Locate the word "источники" in the material, then show every line that holds it.

--- SOURCE DATA ---

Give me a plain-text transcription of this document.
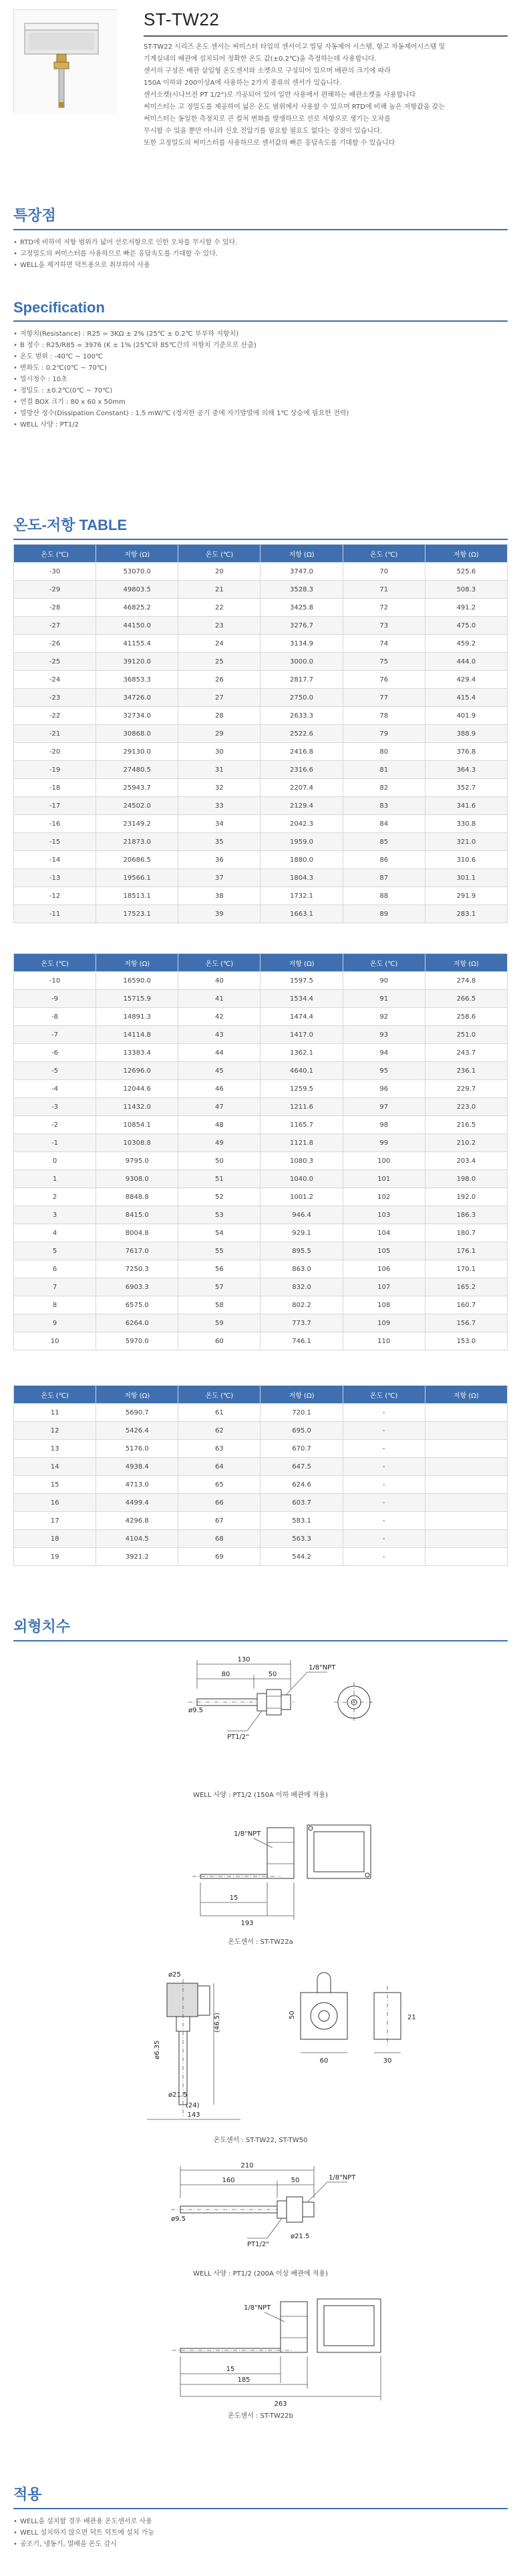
ST-TW22

ST-TW22 시리즈 온도 센서는 써미스터 타입의 센서이고 빌딩 자동제어 시스템, 항고 자동제어시스템 및

기계실내의 배관에 설치되어 정확한 온도 값(±0.2℃)을 측정하는데 사용합니다.

센서의 구성은 배관 삽입형 온도센서와 소켓으로 구성되어 있으며 배관의 크기에 따라

150A 이하와 200이상A에 사용하는 2가지 종류의 센서가 있습니다.

센서소켓(시나브전 PT 1/2")로 가공되어 있어 일반 사용에서 편해하는 배관소켓을 사용합니다

써미스터는 고 정밀도를 제공하여 넓은 온도 범위에서 사용할 수 있으며 RTD에 비해 높은 저항값을 갖는

써미스터는 동일한 측정치로 큰 컬처 변화를 발생하므로 선로 저항으로 생기는 오차를

무시할 수 있을 뿐만 아니라 신호 전압기를 필요할 필요도 없다는 장점이 있습니다.

또한 고정밀도의 써미스터를 사용하므로 센서값의 빠른 응답속도를 기대할 수 있습니다

특장점
• RTD에 비하여 저항 범위가 넓어 선로저항으로 인한 오차를 무시할 수 있다.
• 고정밀도의 써미스터를 사용하므로 빠른 응답속도를 기대할 수 있다.
• WELL을 제거하면 덕트용으로 취부하여 사용
Specification
• 저항치(Resistance) : R25 = 3KΩ ± 2% (25℃ ± 0.2℃ 부부하 저항치)
• B 정수 : R25/R85 = 3976 (K ± 1% (25℃와 85℃간의 저항치 기준으로 산출)
• 온도 범위 : -40℃ ~ 100℃
• 변화도 : 0.2℃(0℃ ~ 70℃)
• 열시정수 : 10초
• 정밀도 : ±0.2℃(0℃ ~ 70℃)
• 연결 BOX 크기 : 80 x 60 x 50mm
• 열방산 정수(Dissipation Constant) : 1.5 mW/℃ (정지한 공기 중에 자기발열에 의해 1℃ 상승에 필요한 전력)
• WELL 사양 : PT1/2
온도-저항 TABLE
온도 (℃)	저항 (Ω)	온도 (℃)	저항 (Ω)	온도 (℃)	저항 (Ω)
-30	53070.0	20	3747.0	70	525.6
-29	49803.5	21	3528.3	71	508.3
-28	46825.2	22	3425.8	72	491.2
-27	44150.0	23	3276.7	73	475.0
-26	41155.4	24	3134.9	74	459.2
-25	39120.0	25	3000.0	75	444.0
-24	36853.3	26	2817.7	76	429.4
-23	34726.0	27	2750.0	77	415.4
-22	32734.0	28	2633.3	78	401.9
-21	30868.0	29	2522.6	79	388.9
-20	29130.0	30	2416.8	80	376.8
-19	27480.5	31	2316.6	81	364.3
-18	25943.7	32	2207.4	82	352.7
-17	24502.0	33	2129.4	83	341.6
-16	23149.2	34	2042.3	84	330.8
-15	21873.0	35	1959.0	85	321.0
-14	20686.5	36	1880.0	86	310.6
-13	19566.1	37	1804.3	87	301.1
-12	18513.1	38	1732.1	88	291.9
-11	17523.1	39	1663.1	89	283.1
온도 (℃)	저항 (Ω)	온도 (℃)	저항 (Ω)	온도 (℃)	저항 (Ω)
-10	16590.0	40	1597.5	90	274.8
-9	15715.9	41	1534.4	91	266.5
-8	14891.3	42	1474.4	92	258.6
-7	14114.8	43	1417.0	93	251.0
-6	13383.4	44	1362.1	94	243.7
-5	12696.0	45	4640.1	95	236.1
-4	12044.6	46	1259.5	96	229.7
-3	11432.0	47	1211.6	97	223.0
-2	10854.1	48	1165.7	98	216.5
-1	10308.8	49	1121.8	99	210.2
0	9795.0	50	1080.3	100	203.4
1	9308.0	51	1040.0	101	198.0
2	8848.8	52	1001.2	102	192.0
3	8415.0	53	946.4	103	186.3
4	8004.8	54	929.1	104	180.7
5	7617.0	55	895.5	105	176.1
6	7250.3	56	863.0	106	170.1
7	6903.3	57	832.0	107	165.2
8	6575.0	58	802.2	108	160.7
9	6264.0	59	773.7	109	156.7
10	5970.0	60	746.1	110	153.0
온도 (℃)	저항 (Ω)	온도 (℃)	저항 (Ω)	온도 (℃)	저항 (Ω)
11	5690.7	61	720.1	-	
12	5426.4	62	695.0	-	
13	5176.0	63	670.7	-	
14	4938.4	64	647.5	-	
15	4713.0	65	624.6	-	
16	4499.4	66	603.7	-	
17	4296.8	67	583.1	-	
18	4104.5	68	563.3	-	
19	3921.2	69	544.2	-	
외형치수
130
80	50
1/8"NPT
PT1/2"
ø9.5
WELL 사양 : PT1/2 (150A 이하 배관에 적용)
1/8"NPT
15
193
온도센서 : ST-TW22a
ø25
ø6.35
(46.5)
143
(24)
50
60	30
21
ø21.5
온도센서 : ST-TW22, ST-TW50
210
160	50	1/8"NPT
ø9.5
PT1/2"
ø21.5
WELL 사양 : PT1/2 (200A 이상 배관에 적용)
1/8"NPT
15
185
263
온도센서 : ST-TW22b
적용
• WELL을 설치할 경우 배관용 온도센서로 사용
• WELL 설치하지 않으면 덕트 덕트에 설치 가능
• 공조기, 냉동기, 열배을 온도 감시
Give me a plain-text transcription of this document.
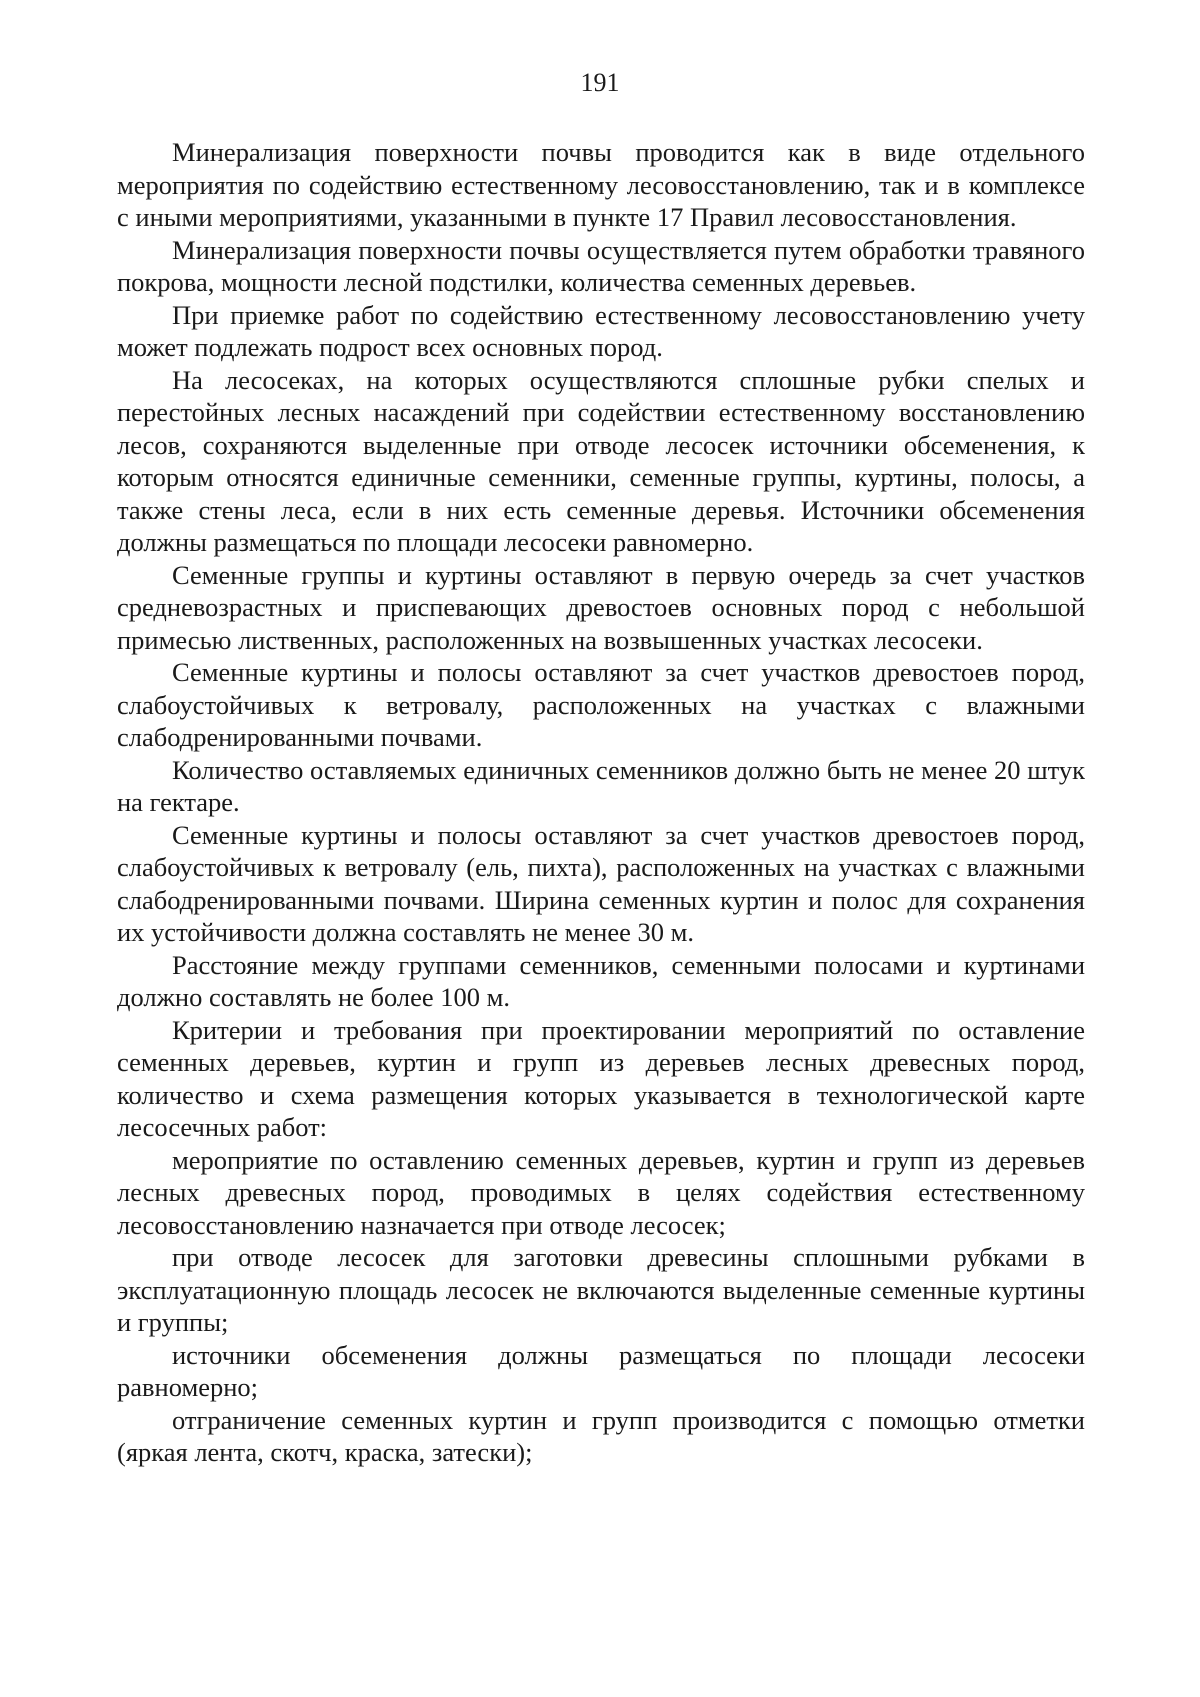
191

Минерализация поверхности почвы проводится как в виде отдельного мероприятия по содействию естественному лесовосстановлению, так и в комплексе с иными мероприятиями, указанными в пункте 17 Правил лесовосстановления.

Минерализация поверхности почвы осуществляется путем обработки травяного покрова, мощности лесной подстилки, количества семенных деревьев.

При приемке работ по содействию естественному лесовосстановлению учету может подлежать подрост всех основных пород.

На лесосеках, на которых осуществляются сплошные рубки спелых и перестойных лесных насаждений при содействии естественному восстановлению лесов, сохраняются выделенные при отводе лесосек источники обсеменения, к которым относятся единичные семенники, семенные группы, куртины, полосы, а также стены леса, если в них есть семенные деревья. Источники обсеменения должны размещаться по площади лесосеки равномерно.

Семенные группы и куртины оставляют в первую очередь за счет участков средневозрастных и приспевающих древостоев основных пород с небольшой примесью лиственных, расположенных на возвышенных участках лесосеки.

Семенные куртины и полосы оставляют за счет участков древостоев пород, слабоустойчивых к ветровалу, расположенных на участках с влажными слабодренированными почвами.

Количество оставляемых единичных семенников должно быть не менее 20 штук на гектаре.

Семенные куртины и полосы оставляют за счет участков древостоев пород, слабоустойчивых к ветровалу (ель, пихта), расположенных на участках с влажными слабодренированными почвами. Ширина семенных куртин и полос для сохранения их устойчивости должна составлять не менее 30 м.

Расстояние между группами семенников, семенными полосами и куртинами должно составлять не более 100 м.

Критерии и требования при проектировании мероприятий по оставление семенных деревьев, куртин и групп из деревьев лесных древесных пород, количество и схема размещения которых указывается в технологической карте лесосечных работ:

мероприятие по оставлению семенных деревьев, куртин и групп из деревьев лесных древесных пород, проводимых в целях содействия естественному лесовосстановлению назначается при отводе лесосек;

при отводе лесосек для заготовки древесины сплошными рубками в эксплуатационную площадь лесосек не включаются выделенные семенные куртины и группы;

источники обсеменения должны размещаться по площади лесосеки равномерно;

отграничение семенных куртин и групп производится с помощью отметки (яркая лента, скотч, краска, затески);
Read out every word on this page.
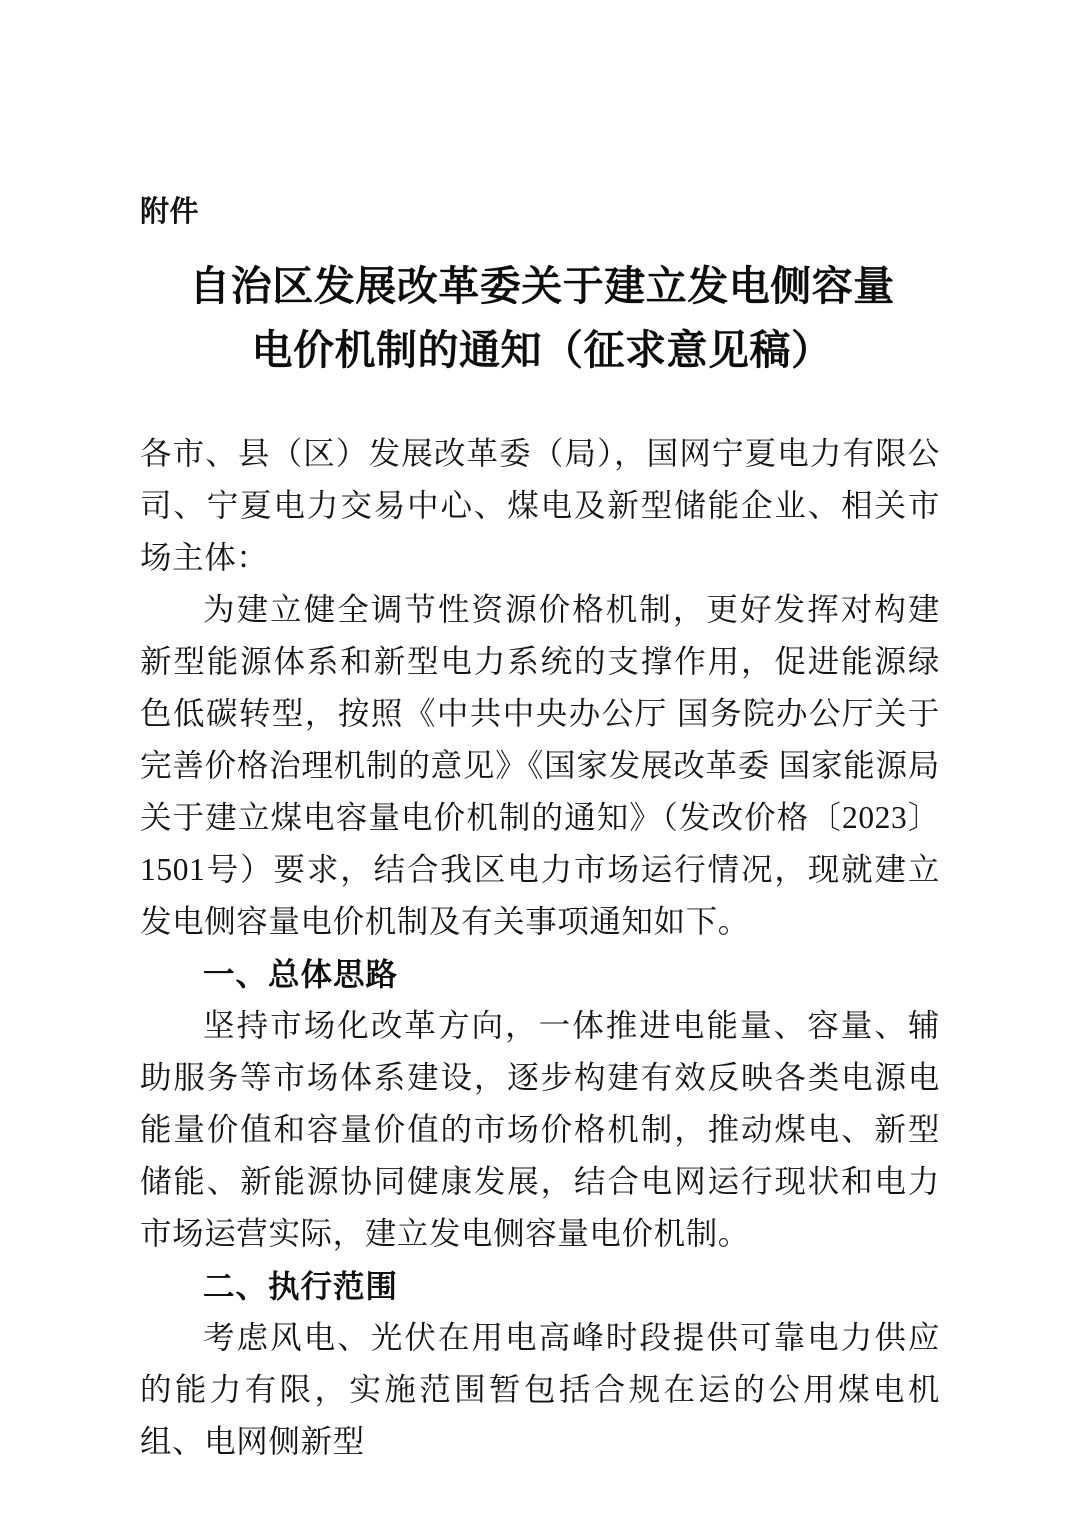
附件
自治区发展改革委关于建立发电侧容量
电价机制的通知（征求意见稿）

各市、县（区）发展改革委（局），国网宁夏电力有限公司、宁夏电力交易中心、煤电及新型储能企业、相关市场主体：

为建立健全调节性资源价格机制，更好发挥对构建新型能源体系和新型电力系统的支撑作用，促进能源绿色低碳转型，按照《中共中央办公厅 国务院办公厅关于完善价格治理机制的意见》《国家发展改革委 国家能源局关于建立煤电容量电价机制的通知》（发改价格〔2023〕1501号）要求，结合我区电力市场运行情况，现就建立发电侧容量电价机制及有关事项通知如下。

一、总体思路

坚持市场化改革方向，一体推进电能量、容量、辅助服务等市场体系建设，逐步构建有效反映各类电源电能量价值和容量价值的市场价格机制，推动煤电、新型储能、新能源协同健康发展，结合电网运行现状和电力市场运营实际，建立发电侧容量电价机制。

二、执行范围

考虑风电、光伏在用电高峰时段提供可靠电力供应的能力有限，实施范围暂包括合规在运的公用煤电机组、电网侧新型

---

[SOLUTION FOR THIS EXERCISE]
На лесосеках, на которых осуществляются сплошные рубки спелых и перестойных лесных насаждений при содействии естественному восстановлению лесов, сохраняются выделенные при отводе лесосек источники обсеменения, к которым относятся единичные семенники, семенные группы, куртины, полосы, а также стены леса, если в них есть семенные деревья. Источники обсеменения должны размещаться по площади лесосеки равномерно.
источники обсеменения должны размещаться по площади лесосеки равномерно;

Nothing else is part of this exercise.